"""

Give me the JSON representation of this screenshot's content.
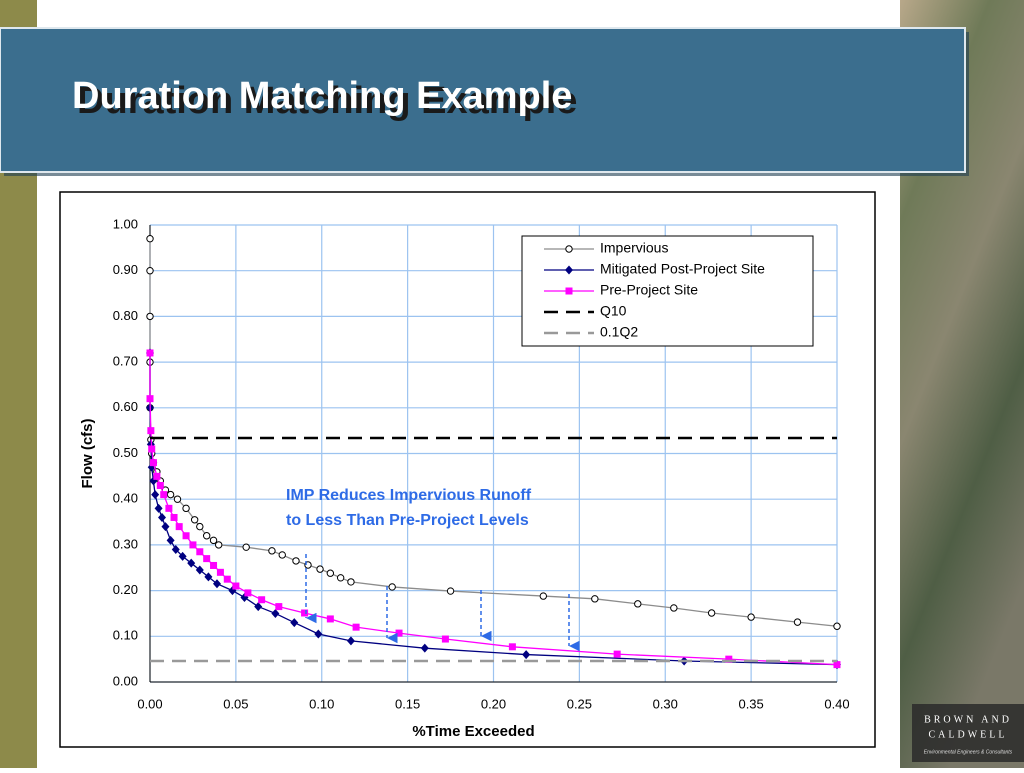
{
  "slide": {
    "title": "Duration Matching Example",
    "logo": [
      "BROWN AND",
      "CALDWELL"
    ],
    "logo_tagline": "Environmental Engineers & Consultants"
  },
  "chart_data": {
    "type": "line",
    "xlabel": "%Time Exceeded",
    "ylabel": "Flow (cfs)",
    "annotation": [
      "IMP Reduces Impervious Runoff",
      "to Less Than Pre-Project Levels"
    ],
    "xlim": [
      0,
      0.4
    ],
    "ylim": [
      0,
      1
    ],
    "xticks": [
      {
        "value": 0,
        "label": "0.00"
      },
      {
        "value": 0.05,
        "label": "0.05"
      },
      {
        "value": 0.1,
        "label": "0.10"
      },
      {
        "value": 0.15,
        "label": "0.15"
      },
      {
        "value": 0.2,
        "label": "0.20"
      },
      {
        "value": 0.25,
        "label": "0.25"
      },
      {
        "value": 0.3,
        "label": "0.30"
      },
      {
        "value": 0.35,
        "label": "0.35"
      },
      {
        "value": 0.4,
        "label": "0.40"
      }
    ],
    "yticks": [
      {
        "value": 0,
        "label": "0.00"
      },
      {
        "value": 0.1,
        "label": "0.10"
      },
      {
        "value": 0.2,
        "label": "0.20"
      },
      {
        "value": 0.3,
        "label": "0.30"
      },
      {
        "value": 0.4,
        "label": "0.40"
      },
      {
        "value": 0.5,
        "label": "0.50"
      },
      {
        "value": 0.6,
        "label": "0.60"
      },
      {
        "value": 0.7,
        "label": "0.70"
      },
      {
        "value": 0.8,
        "label": "0.80"
      },
      {
        "value": 0.9,
        "label": "0.90"
      },
      {
        "value": 1,
        "label": "1.00"
      }
    ],
    "grid": true,
    "legend": "upper right",
    "series": [
      {
        "name": "Impervious",
        "color": "#8c8c8c",
        "marker": "circle",
        "marker_color": "#000000",
        "x": [
          0,
          0,
          0,
          0,
          0,
          0.0005,
          0.001,
          0.002,
          0.004,
          0.006,
          0.009,
          0.012,
          0.016,
          0.021,
          0.026,
          0.029,
          0.033,
          0.037,
          0.04,
          0.056,
          0.071,
          0.077,
          0.085,
          0.092,
          0.099,
          0.105,
          0.111,
          0.117,
          0.141,
          0.175,
          0.229,
          0.259,
          0.284,
          0.305,
          0.327,
          0.35,
          0.377,
          0.4
        ],
        "values": [
          0.97,
          0.9,
          0.8,
          0.7,
          0.6,
          0.53,
          0.5,
          0.48,
          0.46,
          0.44,
          0.42,
          0.41,
          0.4,
          0.38,
          0.355,
          0.34,
          0.32,
          0.31,
          0.3,
          0.295,
          0.287,
          0.278,
          0.265,
          0.256,
          0.247,
          0.238,
          0.228,
          0.219,
          0.208,
          0.199,
          0.188,
          0.182,
          0.171,
          0.162,
          0.151,
          0.142,
          0.131,
          0.122
        ]
      },
      {
        "name": "Mitigated Post-Project Site",
        "color": "#000080",
        "marker": "diamond",
        "marker_color": "#000080",
        "x": [
          0,
          0,
          0.0005,
          0.001,
          0.002,
          0.003,
          0.005,
          0.007,
          0.009,
          0.012,
          0.015,
          0.019,
          0.024,
          0.029,
          0.034,
          0.039,
          0.048,
          0.055,
          0.063,
          0.073,
          0.084,
          0.098,
          0.117,
          0.16,
          0.219,
          0.311,
          0.4
        ],
        "values": [
          0.72,
          0.6,
          0.52,
          0.47,
          0.44,
          0.41,
          0.38,
          0.36,
          0.34,
          0.31,
          0.29,
          0.275,
          0.26,
          0.245,
          0.23,
          0.215,
          0.2,
          0.185,
          0.165,
          0.15,
          0.13,
          0.105,
          0.09,
          0.074,
          0.06,
          0.046,
          0.038
        ]
      },
      {
        "name": "Pre-Project Site",
        "color": "#ff00ff",
        "marker": "square",
        "marker_color": "#ff00ff",
        "x": [
          0,
          0,
          0.0005,
          0.001,
          0.002,
          0.004,
          0.006,
          0.008,
          0.011,
          0.014,
          0.017,
          0.021,
          0.025,
          0.029,
          0.033,
          0.037,
          0.041,
          0.045,
          0.05,
          0.057,
          0.065,
          0.075,
          0.09,
          0.105,
          0.12,
          0.145,
          0.172,
          0.211,
          0.272,
          0.337,
          0.4
        ],
        "values": [
          0.72,
          0.62,
          0.55,
          0.51,
          0.48,
          0.45,
          0.43,
          0.41,
          0.38,
          0.36,
          0.34,
          0.32,
          0.3,
          0.285,
          0.27,
          0.255,
          0.24,
          0.225,
          0.21,
          0.195,
          0.18,
          0.165,
          0.151,
          0.138,
          0.12,
          0.107,
          0.094,
          0.077,
          0.061,
          0.05,
          0.038
        ]
      },
      {
        "name": "Q10",
        "color": "#000000",
        "dash": true,
        "x": [
          0,
          0.4
        ],
        "values": [
          0.534,
          0.534
        ]
      },
      {
        "name": "0.1Q2",
        "color": "#999999",
        "dash": true,
        "x": [
          0,
          0.4
        ],
        "values": [
          0.046,
          0.046
        ]
      }
    ]
  }
}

"""

## Given instruction
Collect the lines of the records that include the string "Impervious".

## Exercise response
      "IMP Reduces Impervious Runoff",
        "name": "Impervious",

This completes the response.